--- STORED DATA Enclosed Below ---

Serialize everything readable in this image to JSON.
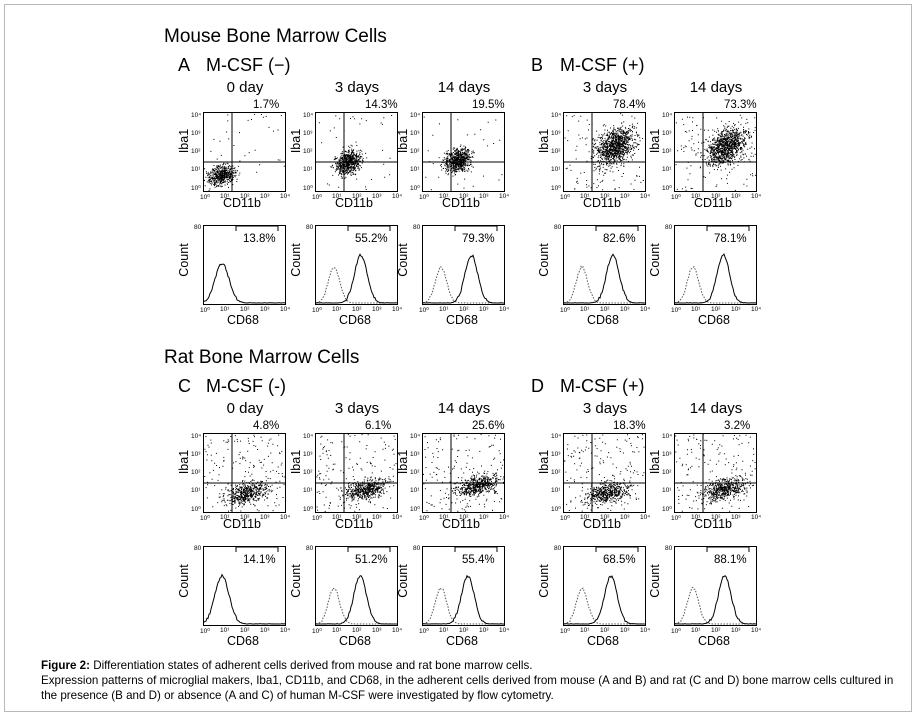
{
  "sections": [
    {
      "title": "Mouse Bone Marrow Cells",
      "panels": [
        {
          "letter": "A",
          "condition": "M-CSF (−)",
          "days": [
            {
              "day": "0 day",
              "scatter_pct": "1.7%",
              "hist_pct": "13.8%",
              "density": "low",
              "dotted": false
            },
            {
              "day": "3 days",
              "scatter_pct": "14.3%",
              "hist_pct": "55.2%",
              "density": "mid",
              "dotted": true
            },
            {
              "day": "14 days",
              "scatter_pct": "19.5%",
              "hist_pct": "79.3%",
              "density": "mid",
              "dotted": true
            }
          ]
        },
        {
          "letter": "B",
          "condition": "M-CSF (+)",
          "days": [
            {
              "day": "3 days",
              "scatter_pct": "78.4%",
              "hist_pct": "82.6%",
              "density": "high",
              "dotted": true
            },
            {
              "day": "14 days",
              "scatter_pct": "73.3%",
              "hist_pct": "78.1%",
              "density": "high",
              "dotted": true
            }
          ]
        }
      ]
    },
    {
      "title": "Rat Bone Marrow Cells",
      "panels": [
        {
          "letter": "C",
          "condition": "M-CSF (-)",
          "days": [
            {
              "day": "0 day",
              "scatter_pct": "4.8%",
              "hist_pct": "14.1%",
              "density": "rat",
              "dotted": false
            },
            {
              "day": "3 days",
              "scatter_pct": "6.1%",
              "hist_pct": "51.2%",
              "density": "rat",
              "dotted": true
            },
            {
              "day": "14 days",
              "scatter_pct": "25.6%",
              "hist_pct": "55.4%",
              "density": "rat",
              "dotted": true
            }
          ]
        },
        {
          "letter": "D",
          "condition": "M-CSF (+)",
          "days": [
            {
              "day": "3 days",
              "scatter_pct": "18.3%",
              "hist_pct": "68.5%",
              "density": "rat",
              "dotted": true
            },
            {
              "day": "14 days",
              "scatter_pct": "3.2%",
              "hist_pct": "88.1%",
              "density": "rat",
              "dotted": true
            }
          ]
        }
      ]
    }
  ],
  "axes": {
    "scatter_x": "CD11b",
    "scatter_y": "Iba1",
    "hist_x": "CD68",
    "hist_y": "Count",
    "log_ticks": [
      "10⁰",
      "10¹",
      "10²",
      "10³",
      "10⁴"
    ],
    "hist_top_tick": "80"
  },
  "caption": {
    "label": "Figure 2:",
    "title": " Differentiation states of adherent cells derived from mouse and rat bone marrow cells.",
    "body": "Expression patterns of microglial makers, Iba1, CD11b, and CD68, in the adherent cells derived from mouse (A and B) and rat (C and D) bone marrow cells cultured in the presence (B and D) or absence (A and C) of human M-CSF were investigated by flow cytometry."
  }
}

--- End of Enclosed STORED DATA ---

* **WORK INSTRUCTIONS**:
Among the lines above, tally those containing the string "title" and give only the result.

* **WRITTEN ANSWER**:
3